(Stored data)
** begin **

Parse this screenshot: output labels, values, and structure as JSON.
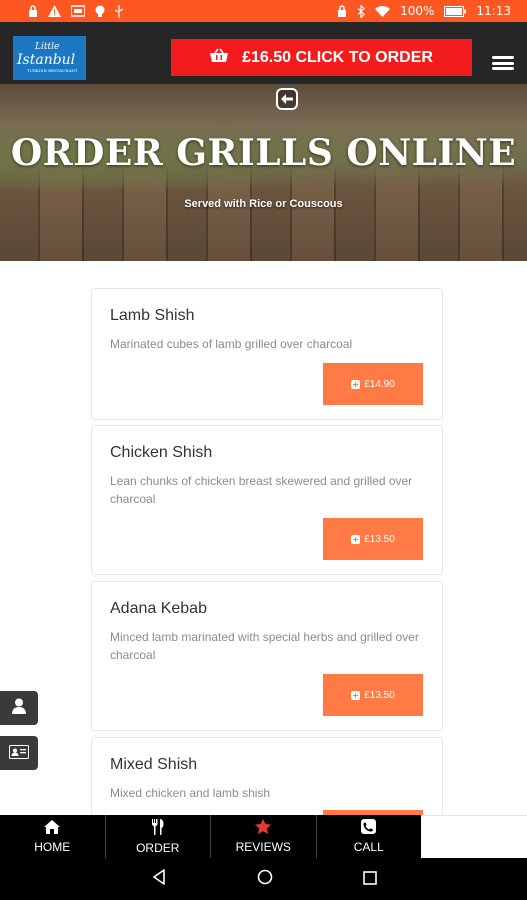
{
  "status_bar": {
    "battery": "100%",
    "time": "11:13"
  },
  "header": {
    "logo": {
      "line1": "Little",
      "line2": "Istanbul",
      "line3": "TURKISH RESTAURANT"
    },
    "order_button_label": "£16.50 CLICK TO ORDER"
  },
  "hero": {
    "title": "ORDER GRILLS ONLINE",
    "subtitle": "Served with Rice or Couscous"
  },
  "menu_items": [
    {
      "name": "Lamb Shish",
      "description": "Marinated cubes of lamb grilled over charcoal",
      "price": "£14.90"
    },
    {
      "name": "Chicken Shish",
      "description": "Lean chunks of chicken breast skewered and grilled over charcoal",
      "price": "£13.50"
    },
    {
      "name": "Adana Kebab",
      "description": "Minced lamb marinated with special herbs and grilled over charcoal",
      "price": "£13.50"
    },
    {
      "name": "Mixed Shish",
      "description": "Mixed chicken and lamb shish",
      "price": ""
    }
  ],
  "bottom_nav": [
    {
      "label": "HOME",
      "icon": "home-icon"
    },
    {
      "label": "ORDER",
      "icon": "cutlery-icon"
    },
    {
      "label": "REVIEWS",
      "icon": "star-icon"
    },
    {
      "label": "CALL",
      "icon": "phone-icon"
    }
  ],
  "colors": {
    "status_bar": "#ff5722",
    "header": "#262626",
    "order_button": "#f21c1c",
    "price_button": "#ff7a45",
    "reviews_star": "#e53935"
  }
}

** end **

_WHAT NEEDS TO BE DONE_
Quote all the records verbatim, dropping any pictures from your copy.

_RESULT FOR THIS TASK_
Parse this screenshot: output labels, values, and structure as JSON.
{
  "status_bar": {
    "battery": "100%",
    "time": "11:13"
  },
  "header": {
    "logo": {
      "line1": "Little",
      "line2": "Istanbul",
      "line3": "TURKISH RESTAURANT"
    },
    "order_button_label": "£16.50 CLICK TO ORDER"
  },
  "hero": {
    "title": "ORDER GRILLS ONLINE",
    "subtitle": "Served with Rice or Couscous"
  },
  "menu_items": [
    {
      "name": "Lamb Shish",
      "description": "Marinated cubes of lamb grilled over charcoal",
      "price": "£14.90"
    },
    {
      "name": "Chicken Shish",
      "description": "Lean chunks of chicken breast skewered and grilled over charcoal",
      "price": "£13.50"
    },
    {
      "name": "Adana Kebab",
      "description": "Minced lamb marinated with special herbs and grilled over charcoal",
      "price": "£13.50"
    },
    {
      "name": "Mixed Shish",
      "description": "Mixed chicken and lamb shish",
      "price": ""
    }
  ],
  "bottom_nav": [
    {
      "label": "HOME",
      "icon": "home-icon"
    },
    {
      "label": "ORDER",
      "icon": "cutlery-icon"
    },
    {
      "label": "REVIEWS",
      "icon": "star-icon"
    },
    {
      "label": "CALL",
      "icon": "phone-icon"
    }
  ],
  "colors": {
    "status_bar": "#ff5722",
    "header": "#262626",
    "order_button": "#f21c1c",
    "price_button": "#ff7a45",
    "reviews_star": "#e53935"
  }
}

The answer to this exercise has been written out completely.